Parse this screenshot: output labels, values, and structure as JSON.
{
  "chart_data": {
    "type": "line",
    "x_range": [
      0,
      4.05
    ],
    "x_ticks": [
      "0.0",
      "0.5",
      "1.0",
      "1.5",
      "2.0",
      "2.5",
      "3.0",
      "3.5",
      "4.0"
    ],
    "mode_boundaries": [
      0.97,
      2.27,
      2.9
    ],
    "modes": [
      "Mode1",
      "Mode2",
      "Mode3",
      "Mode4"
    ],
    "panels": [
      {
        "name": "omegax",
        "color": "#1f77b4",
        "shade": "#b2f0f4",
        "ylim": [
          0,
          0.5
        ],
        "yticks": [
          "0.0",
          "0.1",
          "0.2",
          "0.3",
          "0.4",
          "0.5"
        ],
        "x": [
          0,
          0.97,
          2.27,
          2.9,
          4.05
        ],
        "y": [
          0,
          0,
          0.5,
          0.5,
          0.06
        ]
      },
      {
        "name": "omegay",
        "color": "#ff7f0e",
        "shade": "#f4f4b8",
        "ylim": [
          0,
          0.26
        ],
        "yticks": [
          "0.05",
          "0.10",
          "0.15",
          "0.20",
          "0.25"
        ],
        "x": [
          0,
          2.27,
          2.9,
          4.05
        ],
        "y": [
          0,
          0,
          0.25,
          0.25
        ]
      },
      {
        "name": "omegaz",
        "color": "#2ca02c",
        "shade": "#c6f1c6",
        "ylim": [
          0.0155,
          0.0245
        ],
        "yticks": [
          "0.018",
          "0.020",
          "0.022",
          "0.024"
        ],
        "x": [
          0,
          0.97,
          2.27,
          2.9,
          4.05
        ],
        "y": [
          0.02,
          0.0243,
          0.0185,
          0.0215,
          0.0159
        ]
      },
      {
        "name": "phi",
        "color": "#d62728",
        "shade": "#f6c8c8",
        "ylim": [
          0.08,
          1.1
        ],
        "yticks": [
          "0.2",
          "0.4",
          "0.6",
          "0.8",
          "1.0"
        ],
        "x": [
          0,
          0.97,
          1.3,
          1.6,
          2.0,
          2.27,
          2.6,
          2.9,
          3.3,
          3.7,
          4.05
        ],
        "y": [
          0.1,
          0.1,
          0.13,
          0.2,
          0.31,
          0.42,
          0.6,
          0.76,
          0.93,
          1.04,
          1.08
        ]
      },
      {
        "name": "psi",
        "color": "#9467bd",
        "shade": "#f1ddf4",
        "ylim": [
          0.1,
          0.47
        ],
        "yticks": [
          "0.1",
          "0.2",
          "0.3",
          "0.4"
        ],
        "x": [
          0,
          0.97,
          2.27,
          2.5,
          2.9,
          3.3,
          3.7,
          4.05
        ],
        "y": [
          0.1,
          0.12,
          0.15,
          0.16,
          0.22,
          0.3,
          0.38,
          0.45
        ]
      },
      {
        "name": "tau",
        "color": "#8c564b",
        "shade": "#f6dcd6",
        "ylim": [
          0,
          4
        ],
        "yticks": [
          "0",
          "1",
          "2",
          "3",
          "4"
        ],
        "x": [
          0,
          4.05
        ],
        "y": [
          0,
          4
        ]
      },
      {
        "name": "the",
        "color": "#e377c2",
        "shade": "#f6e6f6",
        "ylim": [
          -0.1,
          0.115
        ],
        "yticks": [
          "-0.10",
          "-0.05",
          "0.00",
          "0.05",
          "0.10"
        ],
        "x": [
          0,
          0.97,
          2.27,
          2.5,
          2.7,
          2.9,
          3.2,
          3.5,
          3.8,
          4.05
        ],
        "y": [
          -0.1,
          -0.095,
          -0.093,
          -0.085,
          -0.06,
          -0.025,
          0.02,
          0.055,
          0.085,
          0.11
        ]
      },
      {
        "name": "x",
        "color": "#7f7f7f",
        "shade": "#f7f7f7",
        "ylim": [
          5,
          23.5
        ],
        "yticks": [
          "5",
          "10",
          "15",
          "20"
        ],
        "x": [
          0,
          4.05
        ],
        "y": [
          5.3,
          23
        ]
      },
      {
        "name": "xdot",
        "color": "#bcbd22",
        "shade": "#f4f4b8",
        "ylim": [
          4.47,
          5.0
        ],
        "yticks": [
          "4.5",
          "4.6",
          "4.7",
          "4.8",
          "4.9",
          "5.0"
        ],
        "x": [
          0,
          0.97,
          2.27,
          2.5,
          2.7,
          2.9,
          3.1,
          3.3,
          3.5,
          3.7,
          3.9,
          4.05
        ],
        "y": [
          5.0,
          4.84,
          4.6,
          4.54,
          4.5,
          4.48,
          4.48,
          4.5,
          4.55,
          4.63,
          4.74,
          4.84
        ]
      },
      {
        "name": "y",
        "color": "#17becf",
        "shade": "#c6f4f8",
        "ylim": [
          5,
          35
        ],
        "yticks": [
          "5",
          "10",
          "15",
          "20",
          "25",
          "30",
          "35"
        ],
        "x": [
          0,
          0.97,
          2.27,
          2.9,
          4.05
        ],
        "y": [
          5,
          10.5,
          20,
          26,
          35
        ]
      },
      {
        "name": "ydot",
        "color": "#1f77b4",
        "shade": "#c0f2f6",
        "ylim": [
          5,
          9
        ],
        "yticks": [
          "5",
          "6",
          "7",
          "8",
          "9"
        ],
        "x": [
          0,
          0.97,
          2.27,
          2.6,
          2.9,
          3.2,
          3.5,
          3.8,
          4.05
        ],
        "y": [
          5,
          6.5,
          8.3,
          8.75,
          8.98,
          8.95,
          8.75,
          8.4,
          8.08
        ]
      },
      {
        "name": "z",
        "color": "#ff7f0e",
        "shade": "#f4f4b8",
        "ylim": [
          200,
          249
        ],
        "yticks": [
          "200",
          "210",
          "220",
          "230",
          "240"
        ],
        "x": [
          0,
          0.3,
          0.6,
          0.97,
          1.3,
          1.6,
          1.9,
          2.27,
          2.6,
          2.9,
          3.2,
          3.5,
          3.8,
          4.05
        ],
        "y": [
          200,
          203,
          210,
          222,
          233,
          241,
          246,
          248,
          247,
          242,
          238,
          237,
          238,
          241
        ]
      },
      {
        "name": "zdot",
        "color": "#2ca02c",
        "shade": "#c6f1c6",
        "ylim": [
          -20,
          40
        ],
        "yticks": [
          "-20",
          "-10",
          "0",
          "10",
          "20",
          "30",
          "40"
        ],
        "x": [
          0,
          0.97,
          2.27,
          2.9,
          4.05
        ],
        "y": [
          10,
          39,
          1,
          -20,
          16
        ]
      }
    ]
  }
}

▶ [WHAT YOU NEED TO DO]: Reproduce the full listing above, character for character.

▶ [REPLY]:
Parse this screenshot: output labels, values, and structure as JSON.
{
  "chart_data": {
    "type": "line",
    "x_range": [
      0,
      4.05
    ],
    "x_ticks": [
      "0.0",
      "0.5",
      "1.0",
      "1.5",
      "2.0",
      "2.5",
      "3.0",
      "3.5",
      "4.0"
    ],
    "mode_boundaries": [
      0.97,
      2.27,
      2.9
    ],
    "modes": [
      "Mode1",
      "Mode2",
      "Mode3",
      "Mode4"
    ],
    "panels": [
      {
        "name": "omegax",
        "color": "#1f77b4",
        "shade": "#b2f0f4",
        "ylim": [
          0,
          0.5
        ],
        "yticks": [
          "0.0",
          "0.1",
          "0.2",
          "0.3",
          "0.4",
          "0.5"
        ],
        "x": [
          0,
          0.97,
          2.27,
          2.9,
          4.05
        ],
        "y": [
          0,
          0,
          0.5,
          0.5,
          0.06
        ]
      },
      {
        "name": "omegay",
        "color": "#ff7f0e",
        "shade": "#f4f4b8",
        "ylim": [
          0,
          0.26
        ],
        "yticks": [
          "0.05",
          "0.10",
          "0.15",
          "0.20",
          "0.25"
        ],
        "x": [
          0,
          2.27,
          2.9,
          4.05
        ],
        "y": [
          0,
          0,
          0.25,
          0.25
        ]
      },
      {
        "name": "omegaz",
        "color": "#2ca02c",
        "shade": "#c6f1c6",
        "ylim": [
          0.0155,
          0.0245
        ],
        "yticks": [
          "0.018",
          "0.020",
          "0.022",
          "0.024"
        ],
        "x": [
          0,
          0.97,
          2.27,
          2.9,
          4.05
        ],
        "y": [
          0.02,
          0.0243,
          0.0185,
          0.0215,
          0.0159
        ]
      },
      {
        "name": "phi",
        "color": "#d62728",
        "shade": "#f6c8c8",
        "ylim": [
          0.08,
          1.1
        ],
        "yticks": [
          "0.2",
          "0.4",
          "0.6",
          "0.8",
          "1.0"
        ],
        "x": [
          0,
          0.97,
          1.3,
          1.6,
          2.0,
          2.27,
          2.6,
          2.9,
          3.3,
          3.7,
          4.05
        ],
        "y": [
          0.1,
          0.1,
          0.13,
          0.2,
          0.31,
          0.42,
          0.6,
          0.76,
          0.93,
          1.04,
          1.08
        ]
      },
      {
        "name": "psi",
        "color": "#9467bd",
        "shade": "#f1ddf4",
        "ylim": [
          0.1,
          0.47
        ],
        "yticks": [
          "0.1",
          "0.2",
          "0.3",
          "0.4"
        ],
        "x": [
          0,
          0.97,
          2.27,
          2.5,
          2.9,
          3.3,
          3.7,
          4.05
        ],
        "y": [
          0.1,
          0.12,
          0.15,
          0.16,
          0.22,
          0.3,
          0.38,
          0.45
        ]
      },
      {
        "name": "tau",
        "color": "#8c564b",
        "shade": "#f6dcd6",
        "ylim": [
          0,
          4
        ],
        "yticks": [
          "0",
          "1",
          "2",
          "3",
          "4"
        ],
        "x": [
          0,
          4.05
        ],
        "y": [
          0,
          4
        ]
      },
      {
        "name": "the",
        "color": "#e377c2",
        "shade": "#f6e6f6",
        "ylim": [
          -0.1,
          0.115
        ],
        "yticks": [
          "-0.10",
          "-0.05",
          "0.00",
          "0.05",
          "0.10"
        ],
        "x": [
          0,
          0.97,
          2.27,
          2.5,
          2.7,
          2.9,
          3.2,
          3.5,
          3.8,
          4.05
        ],
        "y": [
          -0.1,
          -0.095,
          -0.093,
          -0.085,
          -0.06,
          -0.025,
          0.02,
          0.055,
          0.085,
          0.11
        ]
      },
      {
        "name": "x",
        "color": "#7f7f7f",
        "shade": "#f7f7f7",
        "ylim": [
          5,
          23.5
        ],
        "yticks": [
          "5",
          "10",
          "15",
          "20"
        ],
        "x": [
          0,
          4.05
        ],
        "y": [
          5.3,
          23
        ]
      },
      {
        "name": "xdot",
        "color": "#bcbd22",
        "shade": "#f4f4b8",
        "ylim": [
          4.47,
          5.0
        ],
        "yticks": [
          "4.5",
          "4.6",
          "4.7",
          "4.8",
          "4.9",
          "5.0"
        ],
        "x": [
          0,
          0.97,
          2.27,
          2.5,
          2.7,
          2.9,
          3.1,
          3.3,
          3.5,
          3.7,
          3.9,
          4.05
        ],
        "y": [
          5.0,
          4.84,
          4.6,
          4.54,
          4.5,
          4.48,
          4.48,
          4.5,
          4.55,
          4.63,
          4.74,
          4.84
        ]
      },
      {
        "name": "y",
        "color": "#17becf",
        "shade": "#c6f4f8",
        "ylim": [
          5,
          35
        ],
        "yticks": [
          "5",
          "10",
          "15",
          "20",
          "25",
          "30",
          "35"
        ],
        "x": [
          0,
          0.97,
          2.27,
          2.9,
          4.05
        ],
        "y": [
          5,
          10.5,
          20,
          26,
          35
        ]
      },
      {
        "name": "ydot",
        "color": "#1f77b4",
        "shade": "#c0f2f6",
        "ylim": [
          5,
          9
        ],
        "yticks": [
          "5",
          "6",
          "7",
          "8",
          "9"
        ],
        "x": [
          0,
          0.97,
          2.27,
          2.6,
          2.9,
          3.2,
          3.5,
          3.8,
          4.05
        ],
        "y": [
          5,
          6.5,
          8.3,
          8.75,
          8.98,
          8.95,
          8.75,
          8.4,
          8.08
        ]
      },
      {
        "name": "z",
        "color": "#ff7f0e",
        "shade": "#f4f4b8",
        "ylim": [
          200,
          249
        ],
        "yticks": [
          "200",
          "210",
          "220",
          "230",
          "240"
        ],
        "x": [
          0,
          0.3,
          0.6,
          0.97,
          1.3,
          1.6,
          1.9,
          2.27,
          2.6,
          2.9,
          3.2,
          3.5,
          3.8,
          4.05
        ],
        "y": [
          200,
          203,
          210,
          222,
          233,
          241,
          246,
          248,
          247,
          242,
          238,
          237,
          238,
          241
        ]
      },
      {
        "name": "zdot",
        "color": "#2ca02c",
        "shade": "#c6f1c6",
        "ylim": [
          -20,
          40
        ],
        "yticks": [
          "-20",
          "-10",
          "0",
          "10",
          "20",
          "30",
          "40"
        ],
        "x": [
          0,
          0.97,
          2.27,
          2.9,
          4.05
        ],
        "y": [
          10,
          39,
          1,
          -20,
          16
        ]
      }
    ]
  }
}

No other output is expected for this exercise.